Omit all pictures, then retype the data exactly as given.

==================================================

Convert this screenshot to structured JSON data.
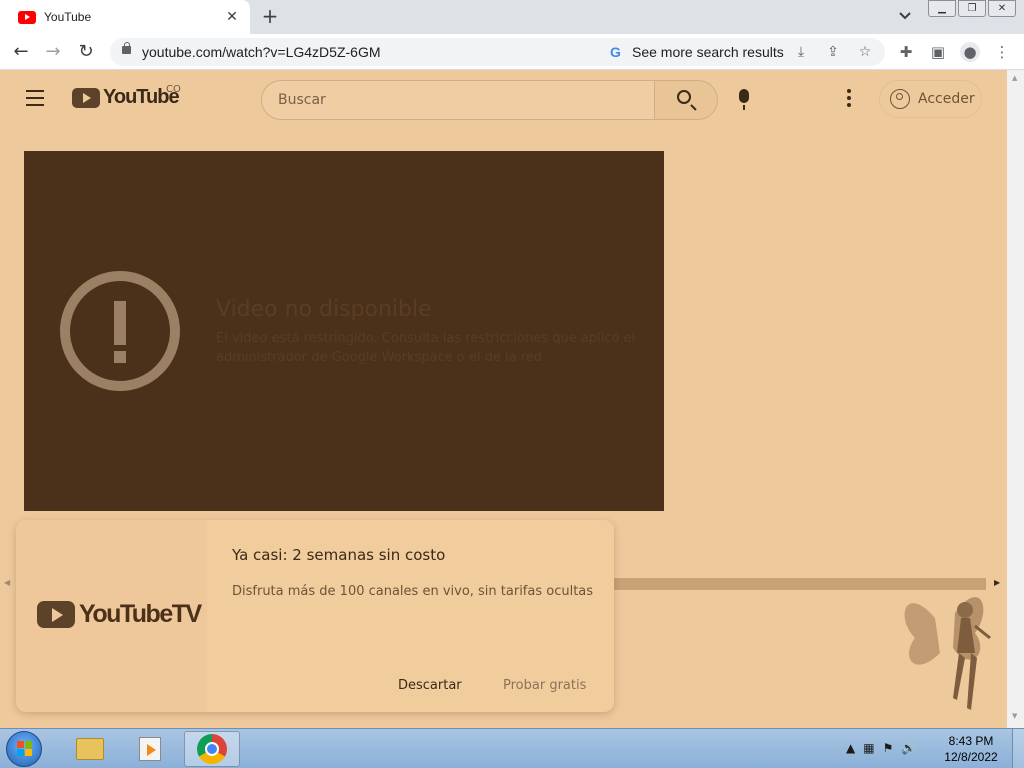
{
  "browser": {
    "tab_title": "YouTube",
    "tab_close": "✕",
    "new_tab": "+",
    "back": "←",
    "forward": "→",
    "reload": "↻",
    "url": "youtube.com/watch?v=LG4zD5Z-6GM",
    "google_letter": "G",
    "search_more": "See more search results"
  },
  "youtube": {
    "logo_text": "YouTube",
    "country": "CO",
    "search_placeholder": "Buscar",
    "signin": "Acceder"
  },
  "player": {
    "error_title": "Video no disponible",
    "error_message": "El video está restringido. Consulta las restricciones que aplicó el administrador de Google Workspace o el de la red."
  },
  "promo": {
    "logo_text": "YouTubeTV",
    "title": "Ya casi: 2 semanas sin costo",
    "subtitle": "Disfruta más de 100 canales en vivo, sin tarifas ocultas",
    "dismiss": "Descartar",
    "try_free": "Probar gratis"
  },
  "taskbar": {
    "time": "8:43 PM",
    "date": "12/8/2022"
  },
  "colors": {
    "page_bg": "#eec99c",
    "player_bg": "#4b3119",
    "accent_dark": "#3a2a18"
  }
}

==================================================

Response
Convert this screenshot to structured JSON data.
{
  "browser": {
    "tab_title": "YouTube",
    "tab_close": "✕",
    "new_tab": "+",
    "back": "←",
    "forward": "→",
    "reload": "↻",
    "url": "youtube.com/watch?v=LG4zD5Z-6GM",
    "google_letter": "G",
    "search_more": "See more search results"
  },
  "youtube": {
    "logo_text": "YouTube",
    "country": "CO",
    "search_placeholder": "Buscar",
    "signin": "Acceder"
  },
  "player": {
    "error_title": "Video no disponible",
    "error_message": "El video está restringido. Consulta las restricciones que aplicó el administrador de Google Workspace o el de la red."
  },
  "promo": {
    "logo_text": "YouTubeTV",
    "title": "Ya casi: 2 semanas sin costo",
    "subtitle": "Disfruta más de 100 canales en vivo, sin tarifas ocultas",
    "dismiss": "Descartar",
    "try_free": "Probar gratis"
  },
  "taskbar": {
    "time": "8:43 PM",
    "date": "12/8/2022"
  },
  "colors": {
    "page_bg": "#eec99c",
    "player_bg": "#4b3119",
    "accent_dark": "#3a2a18"
  }
}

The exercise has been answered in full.